[WHAT THE TASK REQUIRES]
Go through the data below. Pull out every line that has the word "this".

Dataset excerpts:
######
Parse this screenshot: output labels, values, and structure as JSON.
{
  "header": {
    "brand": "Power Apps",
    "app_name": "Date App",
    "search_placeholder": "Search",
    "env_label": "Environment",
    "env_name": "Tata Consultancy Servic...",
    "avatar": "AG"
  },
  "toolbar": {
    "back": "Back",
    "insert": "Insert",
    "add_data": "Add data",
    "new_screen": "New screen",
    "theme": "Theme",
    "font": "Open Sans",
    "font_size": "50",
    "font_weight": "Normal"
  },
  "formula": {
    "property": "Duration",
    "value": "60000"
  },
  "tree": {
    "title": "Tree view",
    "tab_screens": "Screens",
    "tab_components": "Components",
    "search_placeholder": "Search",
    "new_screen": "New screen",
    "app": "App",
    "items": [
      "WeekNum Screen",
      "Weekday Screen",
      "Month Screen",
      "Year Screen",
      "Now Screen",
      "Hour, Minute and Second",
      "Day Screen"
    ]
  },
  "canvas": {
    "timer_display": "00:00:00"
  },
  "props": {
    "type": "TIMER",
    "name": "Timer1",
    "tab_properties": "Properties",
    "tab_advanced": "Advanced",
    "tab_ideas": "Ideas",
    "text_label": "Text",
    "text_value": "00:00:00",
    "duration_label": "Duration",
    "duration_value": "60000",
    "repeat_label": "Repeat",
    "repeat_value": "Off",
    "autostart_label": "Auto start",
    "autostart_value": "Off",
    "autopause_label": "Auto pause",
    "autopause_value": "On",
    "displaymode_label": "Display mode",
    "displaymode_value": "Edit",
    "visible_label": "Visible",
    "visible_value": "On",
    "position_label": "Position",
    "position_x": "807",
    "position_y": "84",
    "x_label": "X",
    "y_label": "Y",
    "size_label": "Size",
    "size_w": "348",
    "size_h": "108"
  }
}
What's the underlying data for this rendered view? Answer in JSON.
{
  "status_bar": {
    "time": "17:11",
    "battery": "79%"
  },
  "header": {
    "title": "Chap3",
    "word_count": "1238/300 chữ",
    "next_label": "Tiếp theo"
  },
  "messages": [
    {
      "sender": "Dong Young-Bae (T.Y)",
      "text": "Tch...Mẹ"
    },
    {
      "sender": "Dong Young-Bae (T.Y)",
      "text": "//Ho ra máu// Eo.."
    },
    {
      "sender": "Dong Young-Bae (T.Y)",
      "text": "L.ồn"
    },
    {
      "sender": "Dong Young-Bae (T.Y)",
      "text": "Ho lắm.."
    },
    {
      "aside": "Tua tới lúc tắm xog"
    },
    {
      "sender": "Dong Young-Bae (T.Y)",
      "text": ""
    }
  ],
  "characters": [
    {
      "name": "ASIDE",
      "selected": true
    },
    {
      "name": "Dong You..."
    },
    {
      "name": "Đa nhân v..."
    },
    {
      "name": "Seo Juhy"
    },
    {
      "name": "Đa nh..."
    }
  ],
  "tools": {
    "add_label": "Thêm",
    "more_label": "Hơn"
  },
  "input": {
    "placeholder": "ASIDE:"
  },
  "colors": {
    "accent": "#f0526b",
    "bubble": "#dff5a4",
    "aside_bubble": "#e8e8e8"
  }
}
######
[TASK RESPONSE]
Parse this screenshot: output labels, values, and structure as JSON.
What's the underlying data for this rendered view? Answer in JSON.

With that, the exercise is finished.